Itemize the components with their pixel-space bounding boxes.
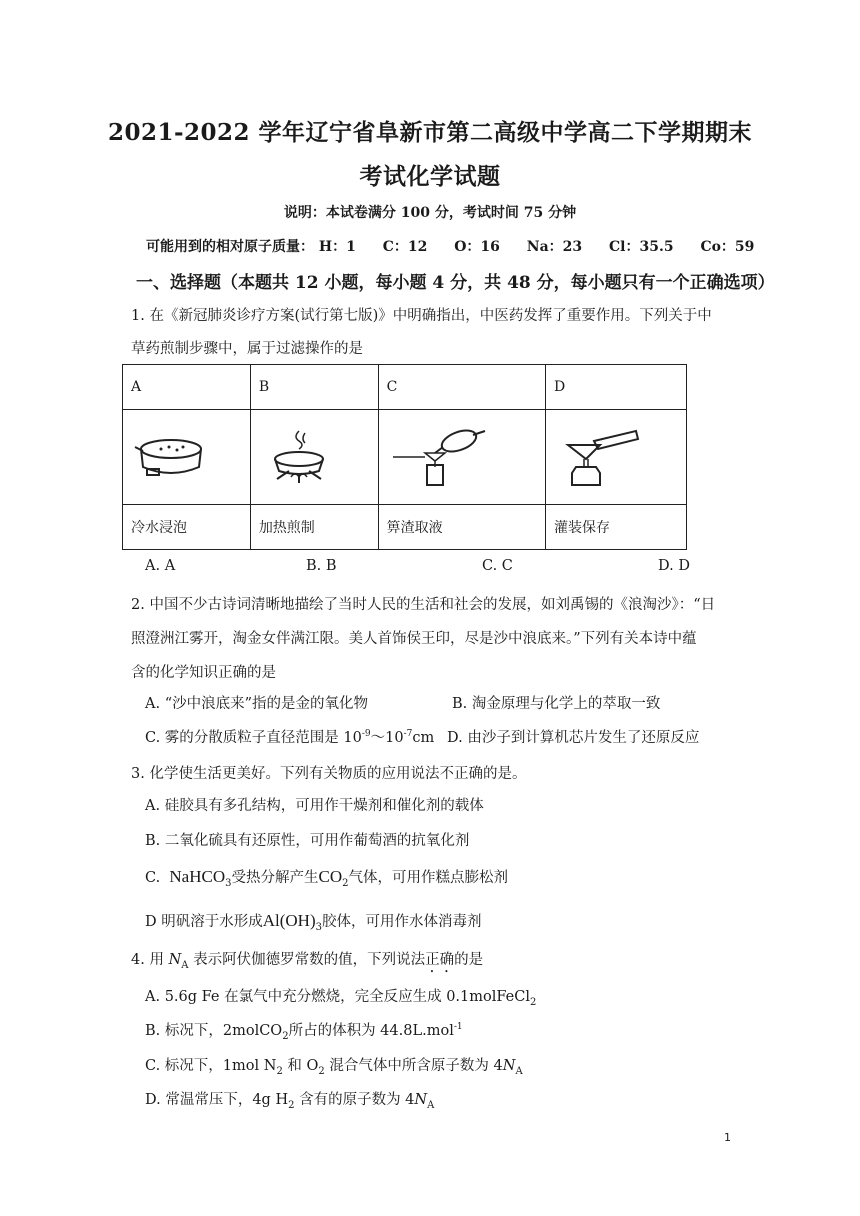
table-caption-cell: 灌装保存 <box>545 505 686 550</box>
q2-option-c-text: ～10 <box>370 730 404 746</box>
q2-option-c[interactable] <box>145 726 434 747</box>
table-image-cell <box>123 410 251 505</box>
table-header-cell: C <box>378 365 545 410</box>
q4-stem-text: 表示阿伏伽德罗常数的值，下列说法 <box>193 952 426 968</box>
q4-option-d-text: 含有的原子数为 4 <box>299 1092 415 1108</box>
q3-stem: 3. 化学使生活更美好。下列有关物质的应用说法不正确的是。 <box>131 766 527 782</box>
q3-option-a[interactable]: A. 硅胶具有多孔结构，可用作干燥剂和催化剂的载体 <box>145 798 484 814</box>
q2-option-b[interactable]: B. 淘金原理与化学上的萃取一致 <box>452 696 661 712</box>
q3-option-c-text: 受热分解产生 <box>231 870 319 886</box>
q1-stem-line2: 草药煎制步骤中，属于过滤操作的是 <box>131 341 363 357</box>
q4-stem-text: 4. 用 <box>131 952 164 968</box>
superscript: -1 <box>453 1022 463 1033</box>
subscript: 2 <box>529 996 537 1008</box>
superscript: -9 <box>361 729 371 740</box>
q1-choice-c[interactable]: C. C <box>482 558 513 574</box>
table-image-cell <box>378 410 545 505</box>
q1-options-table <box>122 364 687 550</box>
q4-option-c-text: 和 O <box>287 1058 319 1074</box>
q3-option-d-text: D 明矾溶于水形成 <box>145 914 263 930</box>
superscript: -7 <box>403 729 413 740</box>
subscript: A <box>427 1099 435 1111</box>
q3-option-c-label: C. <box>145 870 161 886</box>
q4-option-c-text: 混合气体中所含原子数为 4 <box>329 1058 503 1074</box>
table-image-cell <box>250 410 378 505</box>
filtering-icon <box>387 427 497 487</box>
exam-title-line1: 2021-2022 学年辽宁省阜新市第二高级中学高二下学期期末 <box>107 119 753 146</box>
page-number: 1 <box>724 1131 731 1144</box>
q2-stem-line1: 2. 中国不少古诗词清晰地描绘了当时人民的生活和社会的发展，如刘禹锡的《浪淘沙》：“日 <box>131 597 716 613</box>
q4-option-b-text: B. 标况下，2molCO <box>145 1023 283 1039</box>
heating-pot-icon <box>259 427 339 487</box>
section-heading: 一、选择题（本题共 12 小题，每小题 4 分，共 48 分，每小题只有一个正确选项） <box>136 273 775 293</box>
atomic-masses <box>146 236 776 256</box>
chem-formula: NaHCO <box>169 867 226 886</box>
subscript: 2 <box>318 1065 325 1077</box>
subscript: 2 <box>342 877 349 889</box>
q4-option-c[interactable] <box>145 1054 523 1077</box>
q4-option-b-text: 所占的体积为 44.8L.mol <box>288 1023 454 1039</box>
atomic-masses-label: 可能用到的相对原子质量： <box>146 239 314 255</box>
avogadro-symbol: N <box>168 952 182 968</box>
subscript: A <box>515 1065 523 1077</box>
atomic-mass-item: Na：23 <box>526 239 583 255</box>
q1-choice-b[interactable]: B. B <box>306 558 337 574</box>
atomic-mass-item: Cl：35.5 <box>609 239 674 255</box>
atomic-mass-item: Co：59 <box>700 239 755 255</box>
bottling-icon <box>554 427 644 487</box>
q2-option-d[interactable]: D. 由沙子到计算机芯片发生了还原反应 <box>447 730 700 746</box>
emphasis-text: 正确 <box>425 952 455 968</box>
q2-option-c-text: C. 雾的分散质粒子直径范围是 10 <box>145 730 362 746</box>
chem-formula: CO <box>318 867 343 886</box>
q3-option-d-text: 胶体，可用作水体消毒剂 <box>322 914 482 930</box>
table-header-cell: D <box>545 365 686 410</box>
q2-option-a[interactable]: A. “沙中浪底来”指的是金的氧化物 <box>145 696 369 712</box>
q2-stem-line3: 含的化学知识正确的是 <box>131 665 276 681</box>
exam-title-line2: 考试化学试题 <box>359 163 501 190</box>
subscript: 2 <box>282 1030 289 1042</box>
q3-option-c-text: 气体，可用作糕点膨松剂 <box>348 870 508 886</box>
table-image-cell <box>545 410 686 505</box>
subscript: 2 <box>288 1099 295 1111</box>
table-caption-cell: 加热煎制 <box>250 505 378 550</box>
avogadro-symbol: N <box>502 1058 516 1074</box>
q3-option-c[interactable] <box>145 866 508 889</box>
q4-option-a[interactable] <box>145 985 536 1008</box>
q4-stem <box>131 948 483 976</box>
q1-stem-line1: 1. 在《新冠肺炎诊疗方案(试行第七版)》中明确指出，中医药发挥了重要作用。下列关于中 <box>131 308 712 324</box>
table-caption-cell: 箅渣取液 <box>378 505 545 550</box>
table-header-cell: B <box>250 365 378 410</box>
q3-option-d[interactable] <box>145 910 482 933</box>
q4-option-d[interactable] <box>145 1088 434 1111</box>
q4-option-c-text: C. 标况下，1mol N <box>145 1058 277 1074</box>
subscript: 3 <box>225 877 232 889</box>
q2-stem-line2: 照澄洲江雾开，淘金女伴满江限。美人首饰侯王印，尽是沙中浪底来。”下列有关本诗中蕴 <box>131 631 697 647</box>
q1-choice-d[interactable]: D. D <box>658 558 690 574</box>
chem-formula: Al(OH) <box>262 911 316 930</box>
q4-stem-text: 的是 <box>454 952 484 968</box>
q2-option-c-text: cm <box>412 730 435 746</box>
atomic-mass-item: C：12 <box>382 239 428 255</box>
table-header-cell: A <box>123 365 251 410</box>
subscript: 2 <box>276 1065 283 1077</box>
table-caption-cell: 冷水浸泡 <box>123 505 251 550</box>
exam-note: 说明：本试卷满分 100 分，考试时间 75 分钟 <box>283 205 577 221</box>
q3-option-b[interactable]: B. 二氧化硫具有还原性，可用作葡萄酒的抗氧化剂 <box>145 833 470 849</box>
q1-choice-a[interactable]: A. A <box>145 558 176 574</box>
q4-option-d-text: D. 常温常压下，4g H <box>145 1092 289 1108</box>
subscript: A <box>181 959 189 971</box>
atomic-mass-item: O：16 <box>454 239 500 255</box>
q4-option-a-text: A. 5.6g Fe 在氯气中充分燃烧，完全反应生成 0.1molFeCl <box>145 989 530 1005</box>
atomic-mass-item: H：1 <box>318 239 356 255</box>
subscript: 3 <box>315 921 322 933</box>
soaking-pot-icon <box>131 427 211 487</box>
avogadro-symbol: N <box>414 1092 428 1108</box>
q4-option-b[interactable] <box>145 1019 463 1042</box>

---

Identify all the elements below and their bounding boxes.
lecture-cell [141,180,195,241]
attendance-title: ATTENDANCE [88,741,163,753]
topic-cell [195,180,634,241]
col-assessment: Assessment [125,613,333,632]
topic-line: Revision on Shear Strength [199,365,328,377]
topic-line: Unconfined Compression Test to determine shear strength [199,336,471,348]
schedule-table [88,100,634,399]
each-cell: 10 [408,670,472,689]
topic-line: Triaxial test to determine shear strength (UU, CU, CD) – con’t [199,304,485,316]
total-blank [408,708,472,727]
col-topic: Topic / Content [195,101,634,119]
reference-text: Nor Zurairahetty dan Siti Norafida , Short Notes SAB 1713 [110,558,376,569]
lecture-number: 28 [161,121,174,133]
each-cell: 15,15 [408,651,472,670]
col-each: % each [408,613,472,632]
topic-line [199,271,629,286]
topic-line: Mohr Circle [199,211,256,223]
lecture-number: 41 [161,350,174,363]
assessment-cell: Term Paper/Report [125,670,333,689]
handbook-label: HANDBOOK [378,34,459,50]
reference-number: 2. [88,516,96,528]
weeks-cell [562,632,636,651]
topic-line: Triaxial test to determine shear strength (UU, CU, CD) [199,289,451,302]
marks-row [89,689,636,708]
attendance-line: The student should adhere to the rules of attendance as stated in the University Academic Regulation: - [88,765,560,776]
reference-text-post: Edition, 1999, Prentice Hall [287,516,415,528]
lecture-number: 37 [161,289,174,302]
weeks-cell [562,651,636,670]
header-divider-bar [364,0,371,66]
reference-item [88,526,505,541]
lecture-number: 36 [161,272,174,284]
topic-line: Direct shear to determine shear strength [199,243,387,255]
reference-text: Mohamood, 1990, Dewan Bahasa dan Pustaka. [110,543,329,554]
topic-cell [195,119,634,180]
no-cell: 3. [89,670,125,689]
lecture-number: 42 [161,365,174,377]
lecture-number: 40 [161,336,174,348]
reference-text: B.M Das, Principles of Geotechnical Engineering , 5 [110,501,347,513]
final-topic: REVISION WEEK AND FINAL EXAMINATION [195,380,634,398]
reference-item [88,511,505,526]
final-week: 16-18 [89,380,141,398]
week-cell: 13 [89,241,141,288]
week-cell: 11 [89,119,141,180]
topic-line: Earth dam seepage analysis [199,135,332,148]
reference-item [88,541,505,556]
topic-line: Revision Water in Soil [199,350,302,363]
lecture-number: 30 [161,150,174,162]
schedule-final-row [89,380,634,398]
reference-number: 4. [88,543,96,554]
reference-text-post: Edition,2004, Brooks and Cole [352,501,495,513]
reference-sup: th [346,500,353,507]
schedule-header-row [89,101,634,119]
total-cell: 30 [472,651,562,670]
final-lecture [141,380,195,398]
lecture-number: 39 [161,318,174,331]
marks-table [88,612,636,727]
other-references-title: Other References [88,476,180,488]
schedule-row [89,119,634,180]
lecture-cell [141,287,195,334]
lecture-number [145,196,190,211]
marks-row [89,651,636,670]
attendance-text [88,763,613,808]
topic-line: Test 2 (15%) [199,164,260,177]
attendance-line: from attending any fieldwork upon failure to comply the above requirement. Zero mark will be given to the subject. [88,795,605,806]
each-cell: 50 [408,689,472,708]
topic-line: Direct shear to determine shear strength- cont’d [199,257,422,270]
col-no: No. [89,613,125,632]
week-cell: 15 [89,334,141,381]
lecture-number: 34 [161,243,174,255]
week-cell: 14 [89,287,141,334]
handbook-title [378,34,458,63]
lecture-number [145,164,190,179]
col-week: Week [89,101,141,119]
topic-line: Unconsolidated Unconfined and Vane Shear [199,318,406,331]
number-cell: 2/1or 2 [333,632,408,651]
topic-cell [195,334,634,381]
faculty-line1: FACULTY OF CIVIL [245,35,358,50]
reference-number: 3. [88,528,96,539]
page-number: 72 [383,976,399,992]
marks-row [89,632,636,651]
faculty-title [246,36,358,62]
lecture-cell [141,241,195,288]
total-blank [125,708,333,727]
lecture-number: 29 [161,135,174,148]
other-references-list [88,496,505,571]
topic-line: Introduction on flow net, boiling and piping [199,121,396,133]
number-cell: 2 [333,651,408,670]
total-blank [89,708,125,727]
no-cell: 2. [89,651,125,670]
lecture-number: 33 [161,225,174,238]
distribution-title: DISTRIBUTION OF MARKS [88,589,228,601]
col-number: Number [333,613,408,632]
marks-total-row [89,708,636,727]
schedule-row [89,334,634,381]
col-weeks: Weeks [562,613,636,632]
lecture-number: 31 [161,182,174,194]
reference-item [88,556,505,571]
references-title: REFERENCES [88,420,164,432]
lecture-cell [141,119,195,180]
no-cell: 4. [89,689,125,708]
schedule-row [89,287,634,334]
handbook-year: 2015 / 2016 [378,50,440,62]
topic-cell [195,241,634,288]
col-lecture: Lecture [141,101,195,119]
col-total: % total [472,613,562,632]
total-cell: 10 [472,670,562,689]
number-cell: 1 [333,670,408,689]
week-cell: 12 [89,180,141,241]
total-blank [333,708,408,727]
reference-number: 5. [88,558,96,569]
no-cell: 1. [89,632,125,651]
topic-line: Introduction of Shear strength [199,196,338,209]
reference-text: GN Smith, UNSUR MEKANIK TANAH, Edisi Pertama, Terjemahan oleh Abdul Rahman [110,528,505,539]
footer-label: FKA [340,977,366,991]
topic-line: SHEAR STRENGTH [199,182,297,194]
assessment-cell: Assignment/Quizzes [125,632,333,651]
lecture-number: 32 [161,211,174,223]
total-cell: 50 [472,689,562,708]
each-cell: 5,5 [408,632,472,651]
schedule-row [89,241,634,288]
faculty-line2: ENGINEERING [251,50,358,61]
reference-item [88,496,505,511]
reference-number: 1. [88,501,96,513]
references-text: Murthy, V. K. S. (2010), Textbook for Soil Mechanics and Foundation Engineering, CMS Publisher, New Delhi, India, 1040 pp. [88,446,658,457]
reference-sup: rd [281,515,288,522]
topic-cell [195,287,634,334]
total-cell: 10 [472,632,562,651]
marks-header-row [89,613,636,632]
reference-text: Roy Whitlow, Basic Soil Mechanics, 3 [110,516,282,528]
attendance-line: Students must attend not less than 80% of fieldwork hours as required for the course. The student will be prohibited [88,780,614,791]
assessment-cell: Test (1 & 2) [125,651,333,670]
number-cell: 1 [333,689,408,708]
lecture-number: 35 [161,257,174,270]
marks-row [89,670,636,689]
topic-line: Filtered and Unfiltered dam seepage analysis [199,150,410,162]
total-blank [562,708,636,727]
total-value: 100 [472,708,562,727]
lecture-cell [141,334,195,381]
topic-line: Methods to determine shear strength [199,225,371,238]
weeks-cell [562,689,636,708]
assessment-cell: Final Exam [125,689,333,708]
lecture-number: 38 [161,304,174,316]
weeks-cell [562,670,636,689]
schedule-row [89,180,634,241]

■ Short problem
Which of the lines above contain the word "blank"? Copy each of those lines in full, treating uppercase and lowercase as different.

■ Solution for this task
total-blank [408,708,472,727]
total-blank [125,708,333,727]
total-blank [89,708,125,727]
total-blank [333,708,408,727]
total-blank [562,708,636,727]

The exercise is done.